**Exercise objective**: Output every line of the data exactly as it appears.

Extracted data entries
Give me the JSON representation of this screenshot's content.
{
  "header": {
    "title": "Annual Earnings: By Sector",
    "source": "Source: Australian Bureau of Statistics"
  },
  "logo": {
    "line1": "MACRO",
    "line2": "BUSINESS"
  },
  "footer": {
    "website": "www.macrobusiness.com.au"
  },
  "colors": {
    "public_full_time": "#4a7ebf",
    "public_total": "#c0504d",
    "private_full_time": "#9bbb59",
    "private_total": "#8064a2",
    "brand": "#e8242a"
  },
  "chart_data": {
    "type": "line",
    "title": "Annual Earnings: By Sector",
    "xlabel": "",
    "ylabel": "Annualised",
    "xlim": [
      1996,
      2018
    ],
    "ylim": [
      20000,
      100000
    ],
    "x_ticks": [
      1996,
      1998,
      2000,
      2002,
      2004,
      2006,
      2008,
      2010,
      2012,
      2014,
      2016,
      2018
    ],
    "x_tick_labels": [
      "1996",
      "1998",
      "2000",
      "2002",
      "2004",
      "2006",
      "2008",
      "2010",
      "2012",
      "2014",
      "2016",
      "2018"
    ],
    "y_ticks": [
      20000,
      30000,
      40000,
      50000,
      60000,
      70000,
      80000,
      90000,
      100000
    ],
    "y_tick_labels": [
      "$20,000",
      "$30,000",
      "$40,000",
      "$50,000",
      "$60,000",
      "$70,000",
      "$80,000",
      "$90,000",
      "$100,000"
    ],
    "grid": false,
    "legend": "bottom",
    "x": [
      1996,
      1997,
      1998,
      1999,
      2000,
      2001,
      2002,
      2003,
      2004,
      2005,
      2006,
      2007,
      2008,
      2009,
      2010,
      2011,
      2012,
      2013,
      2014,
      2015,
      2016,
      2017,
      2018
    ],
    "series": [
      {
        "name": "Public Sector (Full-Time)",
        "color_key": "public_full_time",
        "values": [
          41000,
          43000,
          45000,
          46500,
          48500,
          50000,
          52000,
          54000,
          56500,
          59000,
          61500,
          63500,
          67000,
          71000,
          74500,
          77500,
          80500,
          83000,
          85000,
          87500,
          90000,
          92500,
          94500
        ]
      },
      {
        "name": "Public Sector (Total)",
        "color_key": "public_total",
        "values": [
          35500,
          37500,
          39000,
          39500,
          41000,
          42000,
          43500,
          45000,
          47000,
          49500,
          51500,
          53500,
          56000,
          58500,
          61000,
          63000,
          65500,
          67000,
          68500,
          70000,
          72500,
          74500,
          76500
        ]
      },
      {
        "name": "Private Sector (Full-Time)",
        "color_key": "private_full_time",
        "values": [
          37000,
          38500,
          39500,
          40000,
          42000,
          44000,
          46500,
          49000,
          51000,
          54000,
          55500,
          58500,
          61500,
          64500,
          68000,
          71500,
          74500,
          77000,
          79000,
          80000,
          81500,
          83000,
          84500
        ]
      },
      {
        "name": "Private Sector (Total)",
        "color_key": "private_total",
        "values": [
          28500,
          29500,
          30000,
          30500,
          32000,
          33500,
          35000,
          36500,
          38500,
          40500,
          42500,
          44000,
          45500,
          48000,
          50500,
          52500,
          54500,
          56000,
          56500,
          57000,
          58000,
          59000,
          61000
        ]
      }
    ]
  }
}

**Task output**:
Give me the JSON representation of this screenshot's content.
{
  "header": {
    "title": "Annual Earnings: By Sector",
    "source": "Source: Australian Bureau of Statistics"
  },
  "logo": {
    "line1": "MACRO",
    "line2": "BUSINESS"
  },
  "footer": {
    "website": "www.macrobusiness.com.au"
  },
  "colors": {
    "public_full_time": "#4a7ebf",
    "public_total": "#c0504d",
    "private_full_time": "#9bbb59",
    "private_total": "#8064a2",
    "brand": "#e8242a"
  },
  "chart_data": {
    "type": "line",
    "title": "Annual Earnings: By Sector",
    "xlabel": "",
    "ylabel": "Annualised",
    "xlim": [
      1996,
      2018
    ],
    "ylim": [
      20000,
      100000
    ],
    "x_ticks": [
      1996,
      1998,
      2000,
      2002,
      2004,
      2006,
      2008,
      2010,
      2012,
      2014,
      2016,
      2018
    ],
    "x_tick_labels": [
      "1996",
      "1998",
      "2000",
      "2002",
      "2004",
      "2006",
      "2008",
      "2010",
      "2012",
      "2014",
      "2016",
      "2018"
    ],
    "y_ticks": [
      20000,
      30000,
      40000,
      50000,
      60000,
      70000,
      80000,
      90000,
      100000
    ],
    "y_tick_labels": [
      "$20,000",
      "$30,000",
      "$40,000",
      "$50,000",
      "$60,000",
      "$70,000",
      "$80,000",
      "$90,000",
      "$100,000"
    ],
    "grid": false,
    "legend": "bottom",
    "x": [
      1996,
      1997,
      1998,
      1999,
      2000,
      2001,
      2002,
      2003,
      2004,
      2005,
      2006,
      2007,
      2008,
      2009,
      2010,
      2011,
      2012,
      2013,
      2014,
      2015,
      2016,
      2017,
      2018
    ],
    "series": [
      {
        "name": "Public Sector (Full-Time)",
        "color_key": "public_full_time",
        "values": [
          41000,
          43000,
          45000,
          46500,
          48500,
          50000,
          52000,
          54000,
          56500,
          59000,
          61500,
          63500,
          67000,
          71000,
          74500,
          77500,
          80500,
          83000,
          85000,
          87500,
          90000,
          92500,
          94500
        ]
      },
      {
        "name": "Public Sector (Total)",
        "color_key": "public_total",
        "values": [
          35500,
          37500,
          39000,
          39500,
          41000,
          42000,
          43500,
          45000,
          47000,
          49500,
          51500,
          53500,
          56000,
          58500,
          61000,
          63000,
          65500,
          67000,
          68500,
          70000,
          72500,
          74500,
          76500
        ]
      },
      {
        "name": "Private Sector (Full-Time)",
        "color_key": "private_full_time",
        "values": [
          37000,
          38500,
          39500,
          40000,
          42000,
          44000,
          46500,
          49000,
          51000,
          54000,
          55500,
          58500,
          61500,
          64500,
          68000,
          71500,
          74500,
          77000,
          79000,
          80000,
          81500,
          83000,
          84500
        ]
      },
      {
        "name": "Private Sector (Total)",
        "color_key": "private_total",
        "values": [
          28500,
          29500,
          30000,
          30500,
          32000,
          33500,
          35000,
          36500,
          38500,
          40500,
          42500,
          44000,
          45500,
          48000,
          50500,
          52500,
          54500,
          56000,
          56500,
          57000,
          58000,
          59000,
          61000
        ]
      }
    ]
  }
}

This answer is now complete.